(By David Sterman) Weak stock prices and loads of idle cash spell one result: Buyout activity. In July, a number of rumored deals have either progressed -- or even been consummated -- and there's plenty more to come. Here's a quick recap of some possible deals, and how they've played out.
GeoEye finds a match
In June, I noted that satellite-imaging firm GeoEye (Nasdaq: GEOY) had found itself in a hole after losing a key government contract extension.
With shares at $14.50, I noted that GeoEye's biggest backer, Cerberus Capital's Stephen Feinberg, would love to find a buyer for his losing investment, noting that rival DigitalGlobe (NYSE: DGI) could afford to make a $20-a-share offer. Well, that's just what happened and shares are up a heady 35% in just one month.
Digital generation confirms the rumor
On Friday, July 13, I weighed in on rumors that Digital Generation (Nasdaq: DGIT) was up for sale.

Entries supplied.

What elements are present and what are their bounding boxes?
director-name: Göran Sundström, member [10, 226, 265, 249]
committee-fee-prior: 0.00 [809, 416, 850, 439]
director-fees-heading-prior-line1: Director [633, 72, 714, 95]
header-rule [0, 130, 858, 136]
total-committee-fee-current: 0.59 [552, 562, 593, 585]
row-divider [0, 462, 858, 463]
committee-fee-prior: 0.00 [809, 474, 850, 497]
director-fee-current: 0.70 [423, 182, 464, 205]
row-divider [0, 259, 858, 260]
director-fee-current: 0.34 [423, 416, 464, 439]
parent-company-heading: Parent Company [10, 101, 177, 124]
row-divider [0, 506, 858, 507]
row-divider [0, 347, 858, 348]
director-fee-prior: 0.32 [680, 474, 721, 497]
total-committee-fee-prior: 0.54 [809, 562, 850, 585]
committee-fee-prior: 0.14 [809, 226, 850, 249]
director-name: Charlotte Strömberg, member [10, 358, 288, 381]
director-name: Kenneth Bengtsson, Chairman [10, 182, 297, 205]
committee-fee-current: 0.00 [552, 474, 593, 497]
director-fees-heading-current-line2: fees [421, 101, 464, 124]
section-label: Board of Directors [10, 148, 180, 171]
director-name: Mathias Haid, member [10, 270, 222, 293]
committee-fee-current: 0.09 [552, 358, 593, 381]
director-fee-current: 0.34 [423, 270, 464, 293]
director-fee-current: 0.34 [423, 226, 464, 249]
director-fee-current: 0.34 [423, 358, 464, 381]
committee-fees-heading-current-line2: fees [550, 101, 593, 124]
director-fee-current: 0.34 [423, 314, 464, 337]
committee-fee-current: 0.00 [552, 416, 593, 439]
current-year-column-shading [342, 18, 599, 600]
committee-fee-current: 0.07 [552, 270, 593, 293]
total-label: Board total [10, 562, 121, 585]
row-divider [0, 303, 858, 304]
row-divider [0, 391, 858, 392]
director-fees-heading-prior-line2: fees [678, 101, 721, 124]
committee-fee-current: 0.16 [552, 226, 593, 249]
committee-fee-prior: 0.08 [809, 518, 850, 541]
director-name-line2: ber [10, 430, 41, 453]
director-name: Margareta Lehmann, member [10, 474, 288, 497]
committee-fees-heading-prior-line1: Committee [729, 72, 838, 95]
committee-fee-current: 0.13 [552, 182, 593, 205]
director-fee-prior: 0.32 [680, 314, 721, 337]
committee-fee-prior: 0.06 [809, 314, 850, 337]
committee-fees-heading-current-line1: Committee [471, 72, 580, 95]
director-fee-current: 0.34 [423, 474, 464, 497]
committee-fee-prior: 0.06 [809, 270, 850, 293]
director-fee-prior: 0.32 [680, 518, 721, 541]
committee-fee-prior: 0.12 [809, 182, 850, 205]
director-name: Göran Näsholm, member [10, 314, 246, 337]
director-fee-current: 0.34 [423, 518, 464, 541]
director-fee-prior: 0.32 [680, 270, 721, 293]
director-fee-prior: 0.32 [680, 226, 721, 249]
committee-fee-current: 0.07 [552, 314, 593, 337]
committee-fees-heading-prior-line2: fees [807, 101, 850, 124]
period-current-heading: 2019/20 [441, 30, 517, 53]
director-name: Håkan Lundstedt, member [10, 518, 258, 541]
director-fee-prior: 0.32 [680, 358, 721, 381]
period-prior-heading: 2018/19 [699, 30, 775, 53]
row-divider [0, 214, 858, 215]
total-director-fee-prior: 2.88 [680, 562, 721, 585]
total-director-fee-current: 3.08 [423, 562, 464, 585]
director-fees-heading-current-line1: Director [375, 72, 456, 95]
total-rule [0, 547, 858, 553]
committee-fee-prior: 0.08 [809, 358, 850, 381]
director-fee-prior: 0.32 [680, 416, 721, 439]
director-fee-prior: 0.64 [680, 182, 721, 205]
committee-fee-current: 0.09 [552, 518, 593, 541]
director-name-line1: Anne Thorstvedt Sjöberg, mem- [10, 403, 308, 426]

Work instructions.
Set down the stretch of the buyout article above from "(By David Sterman)" through "government contract extension.", word for word.

Exercise response.
(By David Sterman) Weak stock prices and loads of idle cash spell one result: Buyout activity. In July, a number of rumored deals have either progressed -- or even been consummated -- and there's plenty more to come. Here's a quick recap of some possible deals, and how they've played out.
GeoEye finds a match
In June, I noted that satellite-imaging firm GeoEye (Nasdaq: GEOY) had found itself in a hole after losing a key government contract extension.